* start Data extract *
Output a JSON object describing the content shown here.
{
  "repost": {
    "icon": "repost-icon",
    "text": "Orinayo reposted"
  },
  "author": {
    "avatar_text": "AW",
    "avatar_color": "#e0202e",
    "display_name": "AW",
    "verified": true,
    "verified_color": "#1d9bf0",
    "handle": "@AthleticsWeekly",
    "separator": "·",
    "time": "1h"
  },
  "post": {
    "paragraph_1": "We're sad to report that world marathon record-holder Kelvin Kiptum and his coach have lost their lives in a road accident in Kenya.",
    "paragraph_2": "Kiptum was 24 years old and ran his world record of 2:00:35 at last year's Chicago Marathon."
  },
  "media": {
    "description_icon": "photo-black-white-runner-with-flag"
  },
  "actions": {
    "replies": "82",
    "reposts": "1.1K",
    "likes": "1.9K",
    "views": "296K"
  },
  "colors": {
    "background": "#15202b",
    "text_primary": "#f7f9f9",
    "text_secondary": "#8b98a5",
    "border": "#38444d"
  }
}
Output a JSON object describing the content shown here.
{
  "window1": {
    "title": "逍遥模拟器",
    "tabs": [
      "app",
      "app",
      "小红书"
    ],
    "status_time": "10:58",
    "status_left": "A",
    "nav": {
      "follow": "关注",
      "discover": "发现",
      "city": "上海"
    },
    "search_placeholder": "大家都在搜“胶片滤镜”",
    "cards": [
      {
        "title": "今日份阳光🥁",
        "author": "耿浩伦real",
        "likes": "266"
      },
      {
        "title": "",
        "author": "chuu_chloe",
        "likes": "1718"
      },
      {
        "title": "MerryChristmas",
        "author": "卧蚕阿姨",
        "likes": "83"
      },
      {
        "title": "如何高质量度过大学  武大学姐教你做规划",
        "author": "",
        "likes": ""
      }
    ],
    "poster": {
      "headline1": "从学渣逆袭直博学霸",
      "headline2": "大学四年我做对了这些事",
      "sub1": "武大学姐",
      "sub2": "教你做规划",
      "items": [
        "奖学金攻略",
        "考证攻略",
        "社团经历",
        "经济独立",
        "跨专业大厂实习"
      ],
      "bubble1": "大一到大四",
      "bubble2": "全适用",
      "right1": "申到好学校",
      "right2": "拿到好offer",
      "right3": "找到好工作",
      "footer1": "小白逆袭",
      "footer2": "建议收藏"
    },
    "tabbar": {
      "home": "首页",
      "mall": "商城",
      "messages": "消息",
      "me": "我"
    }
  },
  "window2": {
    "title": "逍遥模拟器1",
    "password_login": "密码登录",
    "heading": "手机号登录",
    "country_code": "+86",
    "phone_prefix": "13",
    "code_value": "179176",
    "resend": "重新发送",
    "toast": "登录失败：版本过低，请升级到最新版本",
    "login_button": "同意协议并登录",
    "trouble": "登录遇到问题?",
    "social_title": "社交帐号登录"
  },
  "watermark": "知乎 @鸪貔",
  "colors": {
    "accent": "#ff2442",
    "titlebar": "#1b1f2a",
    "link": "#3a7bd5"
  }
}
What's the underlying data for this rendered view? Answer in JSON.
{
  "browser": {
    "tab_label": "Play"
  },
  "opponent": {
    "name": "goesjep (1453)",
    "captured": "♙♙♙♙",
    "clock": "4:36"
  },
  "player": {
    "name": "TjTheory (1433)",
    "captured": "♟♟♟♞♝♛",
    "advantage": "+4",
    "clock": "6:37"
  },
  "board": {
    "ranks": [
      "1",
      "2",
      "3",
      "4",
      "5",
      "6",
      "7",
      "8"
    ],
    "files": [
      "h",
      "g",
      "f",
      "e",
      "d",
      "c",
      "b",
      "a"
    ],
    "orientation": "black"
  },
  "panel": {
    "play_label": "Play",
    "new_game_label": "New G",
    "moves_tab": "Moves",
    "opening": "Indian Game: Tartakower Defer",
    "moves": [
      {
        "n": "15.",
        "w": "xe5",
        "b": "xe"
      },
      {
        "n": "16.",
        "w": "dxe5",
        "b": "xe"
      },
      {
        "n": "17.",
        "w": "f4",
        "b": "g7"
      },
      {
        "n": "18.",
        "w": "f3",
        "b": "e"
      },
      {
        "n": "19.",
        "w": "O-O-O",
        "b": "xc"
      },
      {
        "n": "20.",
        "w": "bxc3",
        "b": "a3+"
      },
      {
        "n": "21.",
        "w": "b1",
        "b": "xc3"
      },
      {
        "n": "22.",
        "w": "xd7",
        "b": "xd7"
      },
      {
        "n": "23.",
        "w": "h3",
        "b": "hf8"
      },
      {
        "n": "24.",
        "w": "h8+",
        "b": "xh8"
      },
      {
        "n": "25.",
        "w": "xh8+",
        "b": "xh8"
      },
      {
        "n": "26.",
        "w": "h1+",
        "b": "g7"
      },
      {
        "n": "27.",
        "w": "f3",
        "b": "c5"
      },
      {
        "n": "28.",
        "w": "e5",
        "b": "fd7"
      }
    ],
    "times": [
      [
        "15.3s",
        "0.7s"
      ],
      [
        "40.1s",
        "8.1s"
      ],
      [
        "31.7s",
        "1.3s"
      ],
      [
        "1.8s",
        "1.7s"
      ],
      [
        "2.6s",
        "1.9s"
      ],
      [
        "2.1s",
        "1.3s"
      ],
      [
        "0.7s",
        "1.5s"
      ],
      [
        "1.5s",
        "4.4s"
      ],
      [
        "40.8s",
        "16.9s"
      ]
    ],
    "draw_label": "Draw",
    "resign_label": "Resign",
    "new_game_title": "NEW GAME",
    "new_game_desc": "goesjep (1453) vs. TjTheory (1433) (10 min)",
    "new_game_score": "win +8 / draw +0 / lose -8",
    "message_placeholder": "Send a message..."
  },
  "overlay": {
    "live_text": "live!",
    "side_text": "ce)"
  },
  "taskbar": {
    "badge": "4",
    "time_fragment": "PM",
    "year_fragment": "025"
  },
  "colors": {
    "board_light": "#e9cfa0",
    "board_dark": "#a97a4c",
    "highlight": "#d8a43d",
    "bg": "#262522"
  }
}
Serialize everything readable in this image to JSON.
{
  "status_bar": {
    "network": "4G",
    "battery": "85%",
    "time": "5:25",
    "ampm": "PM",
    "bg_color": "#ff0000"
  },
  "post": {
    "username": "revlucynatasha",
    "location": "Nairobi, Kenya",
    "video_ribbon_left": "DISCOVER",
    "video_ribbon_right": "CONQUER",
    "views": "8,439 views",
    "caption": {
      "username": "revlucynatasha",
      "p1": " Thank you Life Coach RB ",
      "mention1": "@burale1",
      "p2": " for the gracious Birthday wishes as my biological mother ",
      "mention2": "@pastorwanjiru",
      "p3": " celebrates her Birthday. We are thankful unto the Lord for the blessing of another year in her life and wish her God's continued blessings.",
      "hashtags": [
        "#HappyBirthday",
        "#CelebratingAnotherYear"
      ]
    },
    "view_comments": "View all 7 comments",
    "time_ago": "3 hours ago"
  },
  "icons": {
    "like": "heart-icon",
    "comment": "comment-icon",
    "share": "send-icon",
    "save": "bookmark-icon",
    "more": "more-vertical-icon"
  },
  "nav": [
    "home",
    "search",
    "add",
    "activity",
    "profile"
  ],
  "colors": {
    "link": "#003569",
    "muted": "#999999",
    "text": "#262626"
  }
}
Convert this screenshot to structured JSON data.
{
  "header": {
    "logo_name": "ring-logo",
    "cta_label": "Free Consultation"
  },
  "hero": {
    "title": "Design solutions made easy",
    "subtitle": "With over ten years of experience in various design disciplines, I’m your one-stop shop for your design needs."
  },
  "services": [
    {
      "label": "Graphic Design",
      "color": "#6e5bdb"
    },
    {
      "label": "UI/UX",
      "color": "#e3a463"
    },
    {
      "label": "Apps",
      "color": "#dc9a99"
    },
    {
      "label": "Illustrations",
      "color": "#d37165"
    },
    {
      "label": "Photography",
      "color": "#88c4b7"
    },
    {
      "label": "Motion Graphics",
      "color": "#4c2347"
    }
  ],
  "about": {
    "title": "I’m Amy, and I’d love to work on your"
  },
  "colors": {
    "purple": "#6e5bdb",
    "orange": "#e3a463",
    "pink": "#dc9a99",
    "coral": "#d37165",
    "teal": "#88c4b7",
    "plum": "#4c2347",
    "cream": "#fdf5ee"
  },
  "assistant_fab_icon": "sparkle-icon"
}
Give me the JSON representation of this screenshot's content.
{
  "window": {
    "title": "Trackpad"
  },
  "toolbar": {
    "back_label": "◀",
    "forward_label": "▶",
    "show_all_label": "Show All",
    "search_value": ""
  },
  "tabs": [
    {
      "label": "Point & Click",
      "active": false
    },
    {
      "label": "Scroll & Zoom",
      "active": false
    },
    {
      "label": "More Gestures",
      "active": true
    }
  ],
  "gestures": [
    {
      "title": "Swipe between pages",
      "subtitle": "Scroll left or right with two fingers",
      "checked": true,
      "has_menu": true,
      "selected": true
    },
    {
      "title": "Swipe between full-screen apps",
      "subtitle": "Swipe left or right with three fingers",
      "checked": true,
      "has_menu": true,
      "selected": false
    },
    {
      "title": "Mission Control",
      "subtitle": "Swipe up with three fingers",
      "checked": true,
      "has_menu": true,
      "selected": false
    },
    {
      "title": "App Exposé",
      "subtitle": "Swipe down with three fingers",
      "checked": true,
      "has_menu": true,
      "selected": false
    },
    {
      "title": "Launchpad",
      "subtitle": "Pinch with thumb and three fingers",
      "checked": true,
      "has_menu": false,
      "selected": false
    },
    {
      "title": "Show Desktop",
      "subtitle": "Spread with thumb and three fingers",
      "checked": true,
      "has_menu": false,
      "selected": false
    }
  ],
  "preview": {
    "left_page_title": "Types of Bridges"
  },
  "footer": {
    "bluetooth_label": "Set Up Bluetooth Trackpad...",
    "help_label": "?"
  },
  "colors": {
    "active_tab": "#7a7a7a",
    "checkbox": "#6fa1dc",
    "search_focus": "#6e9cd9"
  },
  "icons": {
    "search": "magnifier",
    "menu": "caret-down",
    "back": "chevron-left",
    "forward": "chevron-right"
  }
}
* end Data extract *
■ Goal ■
Identify the lines in the entries that hold "Swipe" and return each one.

■ Written response ■
      "title": "Swipe between pages",
      "title": "Swipe between full-screen apps",
      "subtitle": "Swipe left or right with three fingers",
      "subtitle": "Swipe up with three fingers",
      "subtitle": "Swipe down with three fingers",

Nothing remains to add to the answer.